▶ [EXERCISE]
In the copy, keep every record exact and leave out all images.

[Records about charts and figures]
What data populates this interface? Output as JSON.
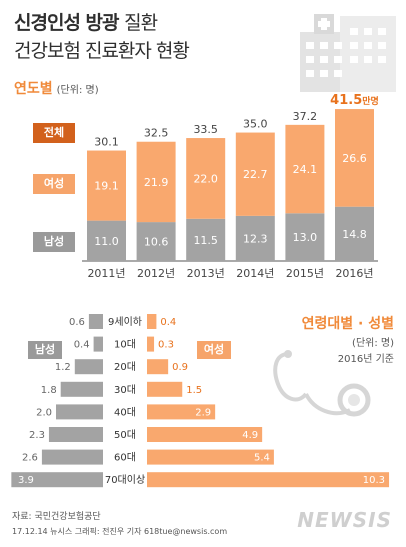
{
  "header": {
    "title_bold": "신경인성 방광",
    "title_rest": "질환",
    "subtitle": "건강보험 진료환자 현황"
  },
  "yearly": {
    "section_title": "연도별",
    "unit": "(단위: 명)",
    "label_total": "전체",
    "label_female": "여성",
    "label_male": "남성"
  },
  "age": {
    "section_title": "연령대별 · 성별",
    "unit": "(단위: 명)",
    "base_year": "2016년 기준",
    "label_male": "남성",
    "label_female": "여성"
  },
  "footer": {
    "source": "자료: 국민건강보험공단",
    "credit": "17.12.14 뉴시스 그래픽: 전진우 기자 618tue@newsis.com",
    "logo": "NEWSIS"
  },
  "colors": {
    "male": "#a3a3a3",
    "female": "#f9a86e",
    "total_label": "#d2611c",
    "highlight": "#e8721d"
  },
  "chart_data": [
    {
      "type": "bar",
      "stacked": true,
      "categories": [
        "2011년",
        "2012년",
        "2013년",
        "2014년",
        "2015년",
        "2016년"
      ],
      "series": [
        {
          "name": "남성",
          "values": [
            11.0,
            10.6,
            11.5,
            12.3,
            13.0,
            14.8
          ],
          "labels": [
            "11.0",
            "10.6",
            "11.5",
            "12.3",
            "13.0",
            "14.8"
          ]
        },
        {
          "name": "여성",
          "values": [
            19.1,
            21.9,
            22.0,
            22.7,
            24.1,
            26.6
          ],
          "labels": [
            "19.1",
            "21.9",
            "22.0",
            "22.7",
            "24.1",
            "26.6"
          ]
        }
      ],
      "totals": [
        30.1,
        32.5,
        33.5,
        35.0,
        37.2,
        41.5
      ],
      "total_labels": [
        "30.1",
        "32.5",
        "33.5",
        "35.0",
        "37.2",
        "41.5"
      ],
      "last_total_suffix": "만명",
      "ylim": [
        0,
        45
      ]
    },
    {
      "type": "bar",
      "orientation": "horizontal-butterfly",
      "categories": [
        "9세이하",
        "10대",
        "20대",
        "30대",
        "40대",
        "50대",
        "60대",
        "70대이상"
      ],
      "series": [
        {
          "name": "남성",
          "values": [
            0.6,
            0.4,
            1.2,
            1.8,
            2.0,
            2.3,
            2.6,
            3.9
          ],
          "labels": [
            "0.6",
            "0.4",
            "1.2",
            "1.8",
            "2.0",
            "2.3",
            "2.6",
            "3.9"
          ]
        },
        {
          "name": "여성",
          "values": [
            0.4,
            0.3,
            0.9,
            1.5,
            2.9,
            4.9,
            5.4,
            10.3
          ],
          "labels": [
            "0.4",
            "0.3",
            "0.9",
            "1.5",
            "2.9",
            "4.9",
            "5.4",
            "10.3"
          ]
        }
      ]
    }
  ]
}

▶ [EXPECTED ANSWER]
What data populates this interface? Output as JSON.
{
  "header": {
    "title_bold": "신경인성 방광",
    "title_rest": "질환",
    "subtitle": "건강보험 진료환자 현황"
  },
  "yearly": {
    "section_title": "연도별",
    "unit": "(단위: 명)",
    "label_total": "전체",
    "label_female": "여성",
    "label_male": "남성"
  },
  "age": {
    "section_title": "연령대별 · 성별",
    "unit": "(단위: 명)",
    "base_year": "2016년 기준",
    "label_male": "남성",
    "label_female": "여성"
  },
  "footer": {
    "source": "자료: 국민건강보험공단",
    "credit": "17.12.14 뉴시스 그래픽: 전진우 기자 618tue@newsis.com",
    "logo": "NEWSIS"
  },
  "colors": {
    "male": "#a3a3a3",
    "female": "#f9a86e",
    "total_label": "#d2611c",
    "highlight": "#e8721d"
  },
  "chart_data": [
    {
      "type": "bar",
      "stacked": true,
      "categories": [
        "2011년",
        "2012년",
        "2013년",
        "2014년",
        "2015년",
        "2016년"
      ],
      "series": [
        {
          "name": "남성",
          "values": [
            11.0,
            10.6,
            11.5,
            12.3,
            13.0,
            14.8
          ],
          "labels": [
            "11.0",
            "10.6",
            "11.5",
            "12.3",
            "13.0",
            "14.8"
          ]
        },
        {
          "name": "여성",
          "values": [
            19.1,
            21.9,
            22.0,
            22.7,
            24.1,
            26.6
          ],
          "labels": [
            "19.1",
            "21.9",
            "22.0",
            "22.7",
            "24.1",
            "26.6"
          ]
        }
      ],
      "totals": [
        30.1,
        32.5,
        33.5,
        35.0,
        37.2,
        41.5
      ],
      "total_labels": [
        "30.1",
        "32.5",
        "33.5",
        "35.0",
        "37.2",
        "41.5"
      ],
      "last_total_suffix": "만명",
      "ylim": [
        0,
        45
      ]
    },
    {
      "type": "bar",
      "orientation": "horizontal-butterfly",
      "categories": [
        "9세이하",
        "10대",
        "20대",
        "30대",
        "40대",
        "50대",
        "60대",
        "70대이상"
      ],
      "series": [
        {
          "name": "남성",
          "values": [
            0.6,
            0.4,
            1.2,
            1.8,
            2.0,
            2.3,
            2.6,
            3.9
          ],
          "labels": [
            "0.6",
            "0.4",
            "1.2",
            "1.8",
            "2.0",
            "2.3",
            "2.6",
            "3.9"
          ]
        },
        {
          "name": "여성",
          "values": [
            0.4,
            0.3,
            0.9,
            1.5,
            2.9,
            4.9,
            5.4,
            10.3
          ],
          "labels": [
            "0.4",
            "0.3",
            "0.9",
            "1.5",
            "2.9",
            "4.9",
            "5.4",
            "10.3"
          ]
        }
      ]
    }
  ]
}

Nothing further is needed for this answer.